▶ **DATA SUPPLIED**
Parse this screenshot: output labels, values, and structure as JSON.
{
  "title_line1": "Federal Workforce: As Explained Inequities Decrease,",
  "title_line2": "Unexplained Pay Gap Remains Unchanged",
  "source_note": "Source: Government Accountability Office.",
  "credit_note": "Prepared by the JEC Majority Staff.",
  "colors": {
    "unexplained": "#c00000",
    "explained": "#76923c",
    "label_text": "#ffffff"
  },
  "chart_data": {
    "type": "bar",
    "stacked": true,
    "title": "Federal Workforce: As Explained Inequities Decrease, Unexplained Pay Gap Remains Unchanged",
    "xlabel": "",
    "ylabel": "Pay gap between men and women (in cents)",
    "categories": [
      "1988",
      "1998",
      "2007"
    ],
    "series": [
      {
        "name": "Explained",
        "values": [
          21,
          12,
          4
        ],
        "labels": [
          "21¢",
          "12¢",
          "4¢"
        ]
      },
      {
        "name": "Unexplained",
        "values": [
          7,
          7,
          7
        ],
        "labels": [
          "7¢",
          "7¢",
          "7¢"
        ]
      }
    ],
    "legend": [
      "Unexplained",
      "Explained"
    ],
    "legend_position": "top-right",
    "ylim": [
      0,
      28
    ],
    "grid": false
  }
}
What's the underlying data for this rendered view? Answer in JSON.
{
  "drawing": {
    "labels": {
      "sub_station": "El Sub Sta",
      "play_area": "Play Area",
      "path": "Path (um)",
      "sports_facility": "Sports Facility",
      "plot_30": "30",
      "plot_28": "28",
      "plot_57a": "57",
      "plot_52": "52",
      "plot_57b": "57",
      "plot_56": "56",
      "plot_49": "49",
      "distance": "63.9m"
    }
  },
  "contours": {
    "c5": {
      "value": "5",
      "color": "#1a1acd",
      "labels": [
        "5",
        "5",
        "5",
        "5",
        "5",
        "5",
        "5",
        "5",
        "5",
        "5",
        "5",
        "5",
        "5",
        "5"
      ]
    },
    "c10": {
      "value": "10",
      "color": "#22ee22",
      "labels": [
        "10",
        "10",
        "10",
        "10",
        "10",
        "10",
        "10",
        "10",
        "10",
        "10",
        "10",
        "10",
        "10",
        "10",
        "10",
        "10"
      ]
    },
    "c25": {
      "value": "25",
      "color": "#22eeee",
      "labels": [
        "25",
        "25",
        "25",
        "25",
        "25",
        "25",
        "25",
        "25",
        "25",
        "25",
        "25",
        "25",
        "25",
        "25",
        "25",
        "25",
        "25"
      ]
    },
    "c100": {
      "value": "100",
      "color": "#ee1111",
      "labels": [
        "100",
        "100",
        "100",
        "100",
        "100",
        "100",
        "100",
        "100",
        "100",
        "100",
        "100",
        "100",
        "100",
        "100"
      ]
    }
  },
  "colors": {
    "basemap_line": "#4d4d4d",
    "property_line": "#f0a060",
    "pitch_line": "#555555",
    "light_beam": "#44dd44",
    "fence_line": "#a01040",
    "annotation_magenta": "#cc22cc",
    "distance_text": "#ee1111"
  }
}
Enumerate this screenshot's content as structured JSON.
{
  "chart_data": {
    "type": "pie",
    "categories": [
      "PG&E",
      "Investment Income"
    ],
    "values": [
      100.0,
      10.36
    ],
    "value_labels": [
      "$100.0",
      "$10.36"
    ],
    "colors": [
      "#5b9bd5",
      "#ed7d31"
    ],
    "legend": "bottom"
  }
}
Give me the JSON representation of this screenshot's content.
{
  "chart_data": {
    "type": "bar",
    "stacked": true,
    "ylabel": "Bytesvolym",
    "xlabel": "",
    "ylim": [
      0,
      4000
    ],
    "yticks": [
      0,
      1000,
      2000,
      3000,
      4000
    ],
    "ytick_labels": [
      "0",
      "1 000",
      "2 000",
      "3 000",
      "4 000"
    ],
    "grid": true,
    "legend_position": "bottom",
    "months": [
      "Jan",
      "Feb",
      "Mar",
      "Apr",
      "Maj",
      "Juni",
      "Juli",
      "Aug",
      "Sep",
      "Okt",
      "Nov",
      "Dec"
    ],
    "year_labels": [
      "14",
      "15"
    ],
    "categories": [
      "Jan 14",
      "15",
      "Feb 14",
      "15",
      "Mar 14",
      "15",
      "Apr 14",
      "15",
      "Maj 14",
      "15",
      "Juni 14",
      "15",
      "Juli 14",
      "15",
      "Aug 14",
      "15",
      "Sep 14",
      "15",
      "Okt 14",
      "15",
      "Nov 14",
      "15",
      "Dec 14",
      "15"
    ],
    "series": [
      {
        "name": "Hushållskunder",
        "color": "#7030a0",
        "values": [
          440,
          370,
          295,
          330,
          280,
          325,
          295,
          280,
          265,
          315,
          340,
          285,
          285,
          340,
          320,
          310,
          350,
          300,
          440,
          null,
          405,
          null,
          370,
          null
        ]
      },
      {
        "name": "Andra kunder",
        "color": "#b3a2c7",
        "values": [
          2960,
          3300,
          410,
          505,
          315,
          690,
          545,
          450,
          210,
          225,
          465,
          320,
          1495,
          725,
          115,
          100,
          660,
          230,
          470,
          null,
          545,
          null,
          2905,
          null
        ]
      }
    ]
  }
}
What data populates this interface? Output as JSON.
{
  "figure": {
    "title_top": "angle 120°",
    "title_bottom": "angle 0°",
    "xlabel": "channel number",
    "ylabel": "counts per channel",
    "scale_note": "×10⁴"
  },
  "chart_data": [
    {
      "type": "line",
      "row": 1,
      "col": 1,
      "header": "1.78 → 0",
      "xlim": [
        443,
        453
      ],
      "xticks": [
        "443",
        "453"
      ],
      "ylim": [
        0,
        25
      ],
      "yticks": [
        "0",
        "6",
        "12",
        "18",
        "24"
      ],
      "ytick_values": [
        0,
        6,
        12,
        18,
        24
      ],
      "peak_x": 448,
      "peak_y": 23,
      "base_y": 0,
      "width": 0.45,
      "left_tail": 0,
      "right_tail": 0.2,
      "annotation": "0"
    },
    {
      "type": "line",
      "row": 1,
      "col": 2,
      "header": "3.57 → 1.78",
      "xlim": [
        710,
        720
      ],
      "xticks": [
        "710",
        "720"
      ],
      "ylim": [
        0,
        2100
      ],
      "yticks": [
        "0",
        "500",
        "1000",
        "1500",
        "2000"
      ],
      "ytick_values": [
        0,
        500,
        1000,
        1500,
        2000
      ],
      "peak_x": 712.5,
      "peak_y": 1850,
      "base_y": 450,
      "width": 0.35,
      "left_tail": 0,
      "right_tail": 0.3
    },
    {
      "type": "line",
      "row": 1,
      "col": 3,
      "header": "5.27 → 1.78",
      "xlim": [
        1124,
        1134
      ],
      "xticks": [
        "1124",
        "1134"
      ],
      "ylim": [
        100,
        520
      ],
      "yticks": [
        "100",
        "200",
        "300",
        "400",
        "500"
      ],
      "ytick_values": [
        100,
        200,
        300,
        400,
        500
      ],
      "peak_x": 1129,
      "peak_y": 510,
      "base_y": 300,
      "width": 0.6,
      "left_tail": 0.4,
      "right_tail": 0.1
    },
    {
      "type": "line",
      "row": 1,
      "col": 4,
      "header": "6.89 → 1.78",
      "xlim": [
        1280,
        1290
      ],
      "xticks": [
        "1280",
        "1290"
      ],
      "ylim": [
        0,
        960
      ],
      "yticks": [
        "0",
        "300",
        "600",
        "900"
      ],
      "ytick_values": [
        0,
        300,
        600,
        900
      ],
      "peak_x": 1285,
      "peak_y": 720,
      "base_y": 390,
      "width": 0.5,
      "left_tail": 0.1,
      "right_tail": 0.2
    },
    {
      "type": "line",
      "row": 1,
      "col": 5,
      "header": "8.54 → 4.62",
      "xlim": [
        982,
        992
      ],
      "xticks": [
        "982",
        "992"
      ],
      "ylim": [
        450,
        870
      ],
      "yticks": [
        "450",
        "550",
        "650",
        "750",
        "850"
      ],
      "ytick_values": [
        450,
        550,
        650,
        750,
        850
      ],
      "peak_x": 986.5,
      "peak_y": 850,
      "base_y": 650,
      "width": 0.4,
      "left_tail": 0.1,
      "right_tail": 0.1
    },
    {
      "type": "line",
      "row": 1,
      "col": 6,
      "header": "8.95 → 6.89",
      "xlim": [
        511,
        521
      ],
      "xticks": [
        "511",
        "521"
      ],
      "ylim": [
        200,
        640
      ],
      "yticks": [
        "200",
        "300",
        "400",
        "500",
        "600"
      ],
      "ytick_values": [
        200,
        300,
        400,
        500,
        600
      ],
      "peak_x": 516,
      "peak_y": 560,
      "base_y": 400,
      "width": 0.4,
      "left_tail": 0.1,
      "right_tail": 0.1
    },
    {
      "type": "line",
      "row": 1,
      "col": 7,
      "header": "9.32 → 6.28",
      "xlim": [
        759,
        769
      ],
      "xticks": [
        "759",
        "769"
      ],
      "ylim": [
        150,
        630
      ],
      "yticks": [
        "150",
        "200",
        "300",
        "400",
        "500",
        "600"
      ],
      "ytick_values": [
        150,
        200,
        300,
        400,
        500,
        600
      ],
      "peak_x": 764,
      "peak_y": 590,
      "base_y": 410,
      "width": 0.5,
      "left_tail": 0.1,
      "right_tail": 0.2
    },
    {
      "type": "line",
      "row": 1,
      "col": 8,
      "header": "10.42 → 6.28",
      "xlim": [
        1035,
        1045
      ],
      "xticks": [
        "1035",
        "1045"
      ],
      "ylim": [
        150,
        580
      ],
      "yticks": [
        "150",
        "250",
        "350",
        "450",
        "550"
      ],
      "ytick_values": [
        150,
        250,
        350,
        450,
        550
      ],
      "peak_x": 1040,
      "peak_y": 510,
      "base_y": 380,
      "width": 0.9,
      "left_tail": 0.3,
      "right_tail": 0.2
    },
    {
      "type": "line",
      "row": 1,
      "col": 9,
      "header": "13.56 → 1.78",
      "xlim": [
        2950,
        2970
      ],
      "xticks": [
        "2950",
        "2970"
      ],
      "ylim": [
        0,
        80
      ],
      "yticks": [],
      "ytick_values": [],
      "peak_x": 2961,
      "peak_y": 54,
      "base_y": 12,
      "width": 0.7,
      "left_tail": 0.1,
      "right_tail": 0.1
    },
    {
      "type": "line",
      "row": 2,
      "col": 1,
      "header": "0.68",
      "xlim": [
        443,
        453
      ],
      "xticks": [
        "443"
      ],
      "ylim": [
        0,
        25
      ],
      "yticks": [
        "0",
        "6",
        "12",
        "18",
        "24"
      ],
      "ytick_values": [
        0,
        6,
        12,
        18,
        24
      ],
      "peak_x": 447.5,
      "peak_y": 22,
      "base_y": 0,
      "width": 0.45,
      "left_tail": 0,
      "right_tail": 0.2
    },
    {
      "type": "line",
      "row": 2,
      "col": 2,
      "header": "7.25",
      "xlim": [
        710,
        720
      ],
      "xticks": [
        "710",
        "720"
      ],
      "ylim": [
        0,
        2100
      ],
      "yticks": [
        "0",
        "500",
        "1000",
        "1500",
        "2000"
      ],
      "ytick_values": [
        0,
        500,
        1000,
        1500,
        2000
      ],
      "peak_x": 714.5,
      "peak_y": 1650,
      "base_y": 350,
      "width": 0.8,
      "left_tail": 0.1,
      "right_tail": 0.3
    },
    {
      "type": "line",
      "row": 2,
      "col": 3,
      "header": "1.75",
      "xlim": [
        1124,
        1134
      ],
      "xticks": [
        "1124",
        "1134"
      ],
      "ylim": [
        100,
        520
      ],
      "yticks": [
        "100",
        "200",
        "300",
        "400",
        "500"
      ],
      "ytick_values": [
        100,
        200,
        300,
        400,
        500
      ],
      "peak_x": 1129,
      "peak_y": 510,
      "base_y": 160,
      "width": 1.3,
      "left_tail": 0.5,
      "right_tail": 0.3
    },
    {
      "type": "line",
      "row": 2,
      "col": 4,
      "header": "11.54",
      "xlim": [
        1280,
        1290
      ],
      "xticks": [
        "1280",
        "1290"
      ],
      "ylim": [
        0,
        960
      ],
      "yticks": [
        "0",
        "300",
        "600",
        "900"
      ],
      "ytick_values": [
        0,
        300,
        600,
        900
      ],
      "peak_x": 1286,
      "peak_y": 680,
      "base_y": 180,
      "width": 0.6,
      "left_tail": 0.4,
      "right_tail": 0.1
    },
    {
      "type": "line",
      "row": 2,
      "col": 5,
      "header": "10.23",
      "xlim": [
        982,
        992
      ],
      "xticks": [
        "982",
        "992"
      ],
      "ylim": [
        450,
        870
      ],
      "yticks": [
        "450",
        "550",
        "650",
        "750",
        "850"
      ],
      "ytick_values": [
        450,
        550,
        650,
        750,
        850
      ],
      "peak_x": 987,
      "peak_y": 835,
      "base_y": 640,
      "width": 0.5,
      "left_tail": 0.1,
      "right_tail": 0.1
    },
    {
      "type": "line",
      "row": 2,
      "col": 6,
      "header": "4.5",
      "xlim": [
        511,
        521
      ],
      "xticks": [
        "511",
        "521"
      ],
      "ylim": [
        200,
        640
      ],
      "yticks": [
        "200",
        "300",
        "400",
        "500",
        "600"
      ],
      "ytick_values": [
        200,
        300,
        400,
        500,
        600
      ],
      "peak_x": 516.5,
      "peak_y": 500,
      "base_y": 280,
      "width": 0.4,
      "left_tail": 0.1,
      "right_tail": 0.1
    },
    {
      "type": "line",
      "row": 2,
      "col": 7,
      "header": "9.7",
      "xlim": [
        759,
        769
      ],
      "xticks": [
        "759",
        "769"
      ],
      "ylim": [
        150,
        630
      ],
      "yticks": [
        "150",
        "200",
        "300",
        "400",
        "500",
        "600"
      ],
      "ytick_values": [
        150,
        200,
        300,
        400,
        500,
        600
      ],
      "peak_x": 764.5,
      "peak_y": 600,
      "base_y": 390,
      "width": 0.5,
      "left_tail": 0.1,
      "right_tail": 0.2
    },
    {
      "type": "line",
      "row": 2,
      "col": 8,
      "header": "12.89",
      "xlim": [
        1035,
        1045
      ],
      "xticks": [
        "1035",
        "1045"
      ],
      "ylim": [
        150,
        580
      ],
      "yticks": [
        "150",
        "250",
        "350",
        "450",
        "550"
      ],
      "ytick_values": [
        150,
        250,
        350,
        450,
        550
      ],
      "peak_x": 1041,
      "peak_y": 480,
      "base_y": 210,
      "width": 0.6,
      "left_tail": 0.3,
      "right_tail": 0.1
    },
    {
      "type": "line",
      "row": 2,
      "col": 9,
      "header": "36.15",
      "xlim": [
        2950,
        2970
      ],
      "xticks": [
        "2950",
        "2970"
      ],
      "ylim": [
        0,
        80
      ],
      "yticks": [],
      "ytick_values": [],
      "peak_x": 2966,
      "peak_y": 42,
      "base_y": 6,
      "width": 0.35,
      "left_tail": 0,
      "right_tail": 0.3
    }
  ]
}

▶ **DIRECTIVE**
Go through the records and show every line with the string "angle" in it.

▶ **SOLUTION FOR THIS PROBLEM**
    "title_top": "angle 120°",
    "title_bottom": "angle 0°",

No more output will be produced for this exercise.